* WHAT IS REQUIRED
Your answer should be a single number: the count of lines holding the word "JSON".

* Records from a dataset
------------------------------------------------
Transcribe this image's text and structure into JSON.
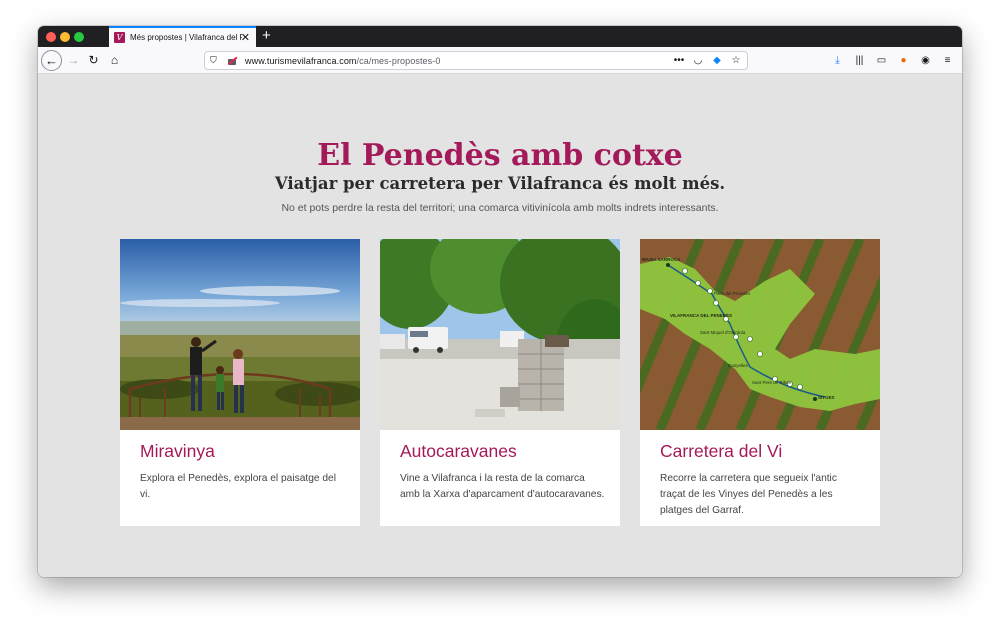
{
  "browser": {
    "tab_title": "Més propostes | Vilafranca del Penedès",
    "tab_favicon_letter": "V",
    "url_host": "www.turismevilafranca.com",
    "url_path": "/ca/mes-propostes-0"
  },
  "page": {
    "heading": "El Penedès amb cotxe",
    "subheading": "Viatjar per carretera per Vilafranca és molt més.",
    "intro": "No et pots perdre la resta del territori; una comarca vitivinícola amb molts indrets interessants.",
    "accent_color": "#a4195a"
  },
  "cards": [
    {
      "title": "Miravinya",
      "text": "Explora el Penedès, explora el paisatge del vi.",
      "image_alt": "Family on a viewpoint overlooking vineyards"
    },
    {
      "title": "Autocaravanes",
      "text": "Vine a Vilafranca i la resta de la comarca amb la Xarxa d'aparcament d'autocaravanes.",
      "image_alt": "Motorhomes parked under trees with a service point"
    },
    {
      "title": "Carretera del Vi",
      "text": "Recorre la carretera que segueix l'antic traçat de les Vinyes del Penedès a les platges del Garraf.",
      "image_alt": "Map of the wine road over vineyards",
      "map_labels": [
        "MASIA SARROCA",
        "Pacs del Penedès",
        "VILAFRANCA DEL PENEDÈS",
        "Sant Miquel d'Olèrdola",
        "Canyelles",
        "Sant Pere de Ribes",
        "SITGES"
      ]
    }
  ]
}
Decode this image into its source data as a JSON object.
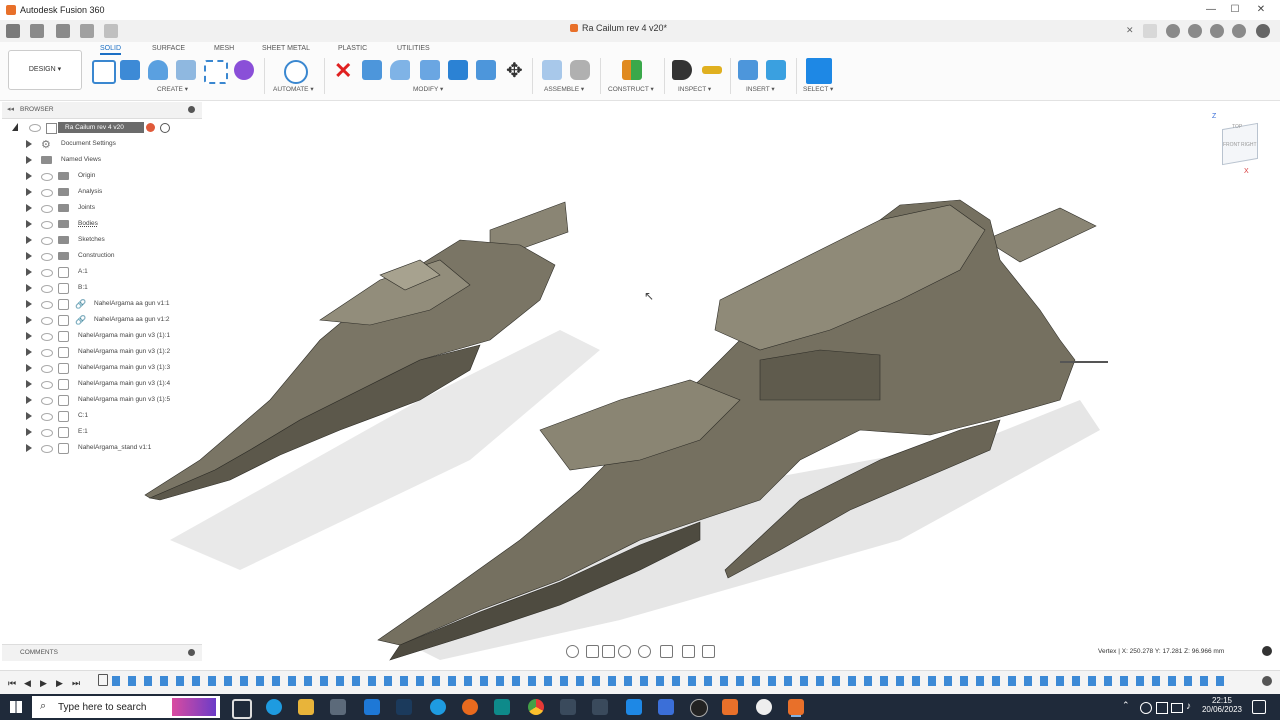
{
  "window": {
    "app_title": "Autodesk Fusion 360",
    "min": "—",
    "max": "☐",
    "close": "✕"
  },
  "tabbar": {
    "document_tab": "Ra Cailum rev 4 v20*",
    "close_tab": "✕"
  },
  "ribbon": {
    "tabs": [
      "SOLID",
      "SURFACE",
      "MESH",
      "SHEET METAL",
      "PLASTIC",
      "UTILITIES"
    ],
    "active_tab": "SOLID",
    "workspace": "DESIGN ▾",
    "groups": [
      "CREATE ▾",
      "AUTOMATE ▾",
      "MODIFY ▾",
      "ASSEMBLE ▾",
      "CONSTRUCT ▾",
      "INSPECT ▾",
      "INSERT ▾",
      "SELECT ▾"
    ]
  },
  "browser": {
    "header": "BROWSER",
    "root": "Ra Cailum rev 4 v20",
    "items": [
      "Document Settings",
      "Named Views",
      "Origin",
      "Analysis",
      "Joints",
      "Bodies",
      "Sketches",
      "Construction",
      "A:1",
      "B:1",
      "NahelArgama aa gun v1:1",
      "NahelArgama aa gun v1:2",
      "NahelArgama main gun v3 (1):1",
      "NahelArgama main gun v3 (1):2",
      "NahelArgama main gun v3 (1):3",
      "NahelArgama main gun v3 (1):4",
      "NahelArgama main gun v3 (1):5",
      "C:1",
      "E:1",
      "NahelArgama_stand v1:1"
    ]
  },
  "comments": {
    "header": "COMMENTS"
  },
  "status": {
    "vertex": "Vertex | X: 250.278 Y: 17.281 Z: 96.966 mm"
  },
  "viewcube": {
    "top": "TOP",
    "front": "FRONT",
    "right": "RIGHT",
    "z": "Z",
    "x": "X"
  },
  "taskbar": {
    "search_placeholder": "Type here to search",
    "time": "22:15",
    "date": "20/06/2023"
  },
  "colors": {
    "accent": "#1b6fc4",
    "brand": "#e8702a",
    "model": "#6e6a5c",
    "taskbar": "#1f2a3a"
  }
}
------------------------------------------------
* ANSWER IN FULL
2